Saved entries
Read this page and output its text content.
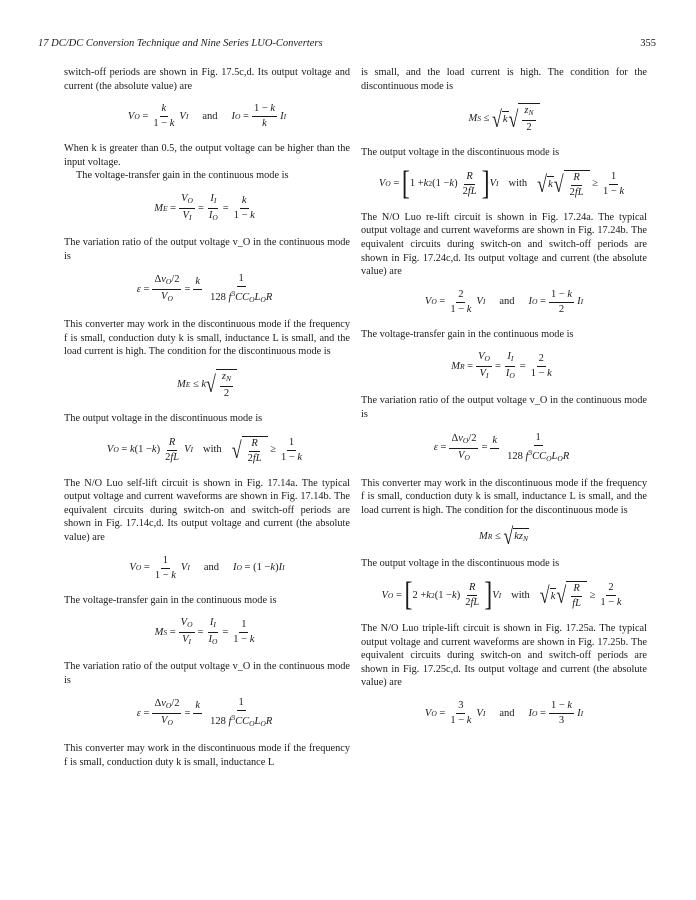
17 DC/DC Conversion Technique and Nine Series LUO-Converters	355

switch-off periods are shown in Fig. 17.5c,d. Its output voltage and current (the absolute value) are

V $O = \frac{k}{1 - k}$ V I and I $O = \frac{1 - k}{k}$ I I

When k is greater than 0.5, the output voltage can be higher than the input voltage.

The voltage-transfer gain in the continuous mode is

M $E = \frac{V_O}{V_I} = \frac{I_I}{I_O} = \frac{k}{1 - k}$

The variation ratio of the output voltage v_O in the continuous mode is

$\varepsilon = \frac{\Delta v_O/2}{V_O}$ =
k
$\frac{1}{128 f^3CC_OL_OR}$

This converter may work in the discontinuous mode if the frequency f is small, conduction duty k is small, inductance L is small, and the load current is high. The condition for the discontinuous mode is

M E ≤ k √ $\frac{z_N}{2}$

The output voltage in the discontinuous mode is

V O = k (1 − k ) $\frac{R}{2fL}$ V I with √ $\frac{R}{2fL} \ge \frac{1}{1 - k}$

The N/O Luo self-lift circuit is shown in Fig. 17.14a. The typical output voltage and current waveforms are shown in Fig. 17.14b. The equivalent circuits during switch-on and switch-off periods are shown in Fig. 17.14c,d. Its output voltage and current (the absolute value) are

V $O = \frac{1}{1 - k}$ V I and I O = (1 − k ) I I

The voltage-transfer gain in the continuous mode is

M $S = \frac{V_O}{V_I} = \frac{I_I}{I_O} = \frac{1}{1 - k}$

The variation ratio of the output voltage v_O in the continuous mode is

$\varepsilon = \frac{\Delta v_O/2}{V_O}$ =
k
$\frac{1}{128 f^3CC_OL_OR}$

This converter may work in the discontinuous mode if the frequency f is small, conduction duty k is small, inductance L

is small, and the load current is high. The condition for the discontinuous mode is

M S ≤ √ k √ $\frac{z_N}{2}$

The output voltage in the discontinuous mode is

V O = [ 1 + k 2 (1 − k ) $\frac{R}{2fL}$ ] V I with √ k √ $\frac{R}{2fL} \ge \frac{1}{1 - k}$

The N/O Luo re-lift circuit is shown in Fig. 17.24a. The typical output voltage and current waveforms are shown in Fig. 17.24b. The equivalent circuits during switch-on and switch-off periods are shown in Fig. 17.24c,d. Its output voltage and current (the absolute value) are

V $O = \frac{2}{1 - k}$ V I and I $O = \frac{1 - k}{2}$ I I

The voltage-transfer gain in the continuous mode is

M $R = \frac{V_O}{V_I} = \frac{I_I}{I_O} = \frac{2}{1 - k}$

The variation ratio of the output voltage v_O in the continuous mode is

$\varepsilon = \frac{\Delta v_O/2}{V_O}$ =
k
$\frac{1}{128 f^3CC_OL_OR}$

This converter may work in the discontinuous mode if the frequency f is small, conduction duty k is small, inductance L is small, and the load current is high. The condition for the discontinuous mode is

M R ≤ √ $kz_N$

The output voltage in the discontinuous mode is

V O = [ 2 + k 2 (1 − k ) $\frac{R}{2fL}$ ] V I with √ k √ $\frac{R}{fL} \ge \frac{2}{1 - k}$

The N/O Luo triple-lift circuit is shown in Fig. 17.25a. The typical output voltage and current waveforms are shown in Fig. 17.25b. The equivalent circuits during switch-on and switch-off periods are shown in Fig. 17.25c,d. Its output voltage and current (the absolute value) are

V $O = \frac{3}{1 - k}$ V I and I $O = \frac{1 - k}{3}$ I I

STATED TASK:
All lines that include "with" are to be gathered and copied.

OUTPUT FOR THIS EXERCISE:
V O = k (1 − k ) $\frac{R}{2fL}$ V I with √ $\frac{R}{2fL} \ge \frac{1}{1 - k}$
V O = [ 1 + k 2 (1 − k ) $\frac{R}{2fL}$ ] V I with √ k √ $\frac{R}{2fL} \ge \frac{1}{1 - k}$
V O = [ 2 + k 2 (1 − k ) $\frac{R}{2fL}$ ] V I with √ k √ $\frac{R}{fL} \ge \frac{2}{1 - k}$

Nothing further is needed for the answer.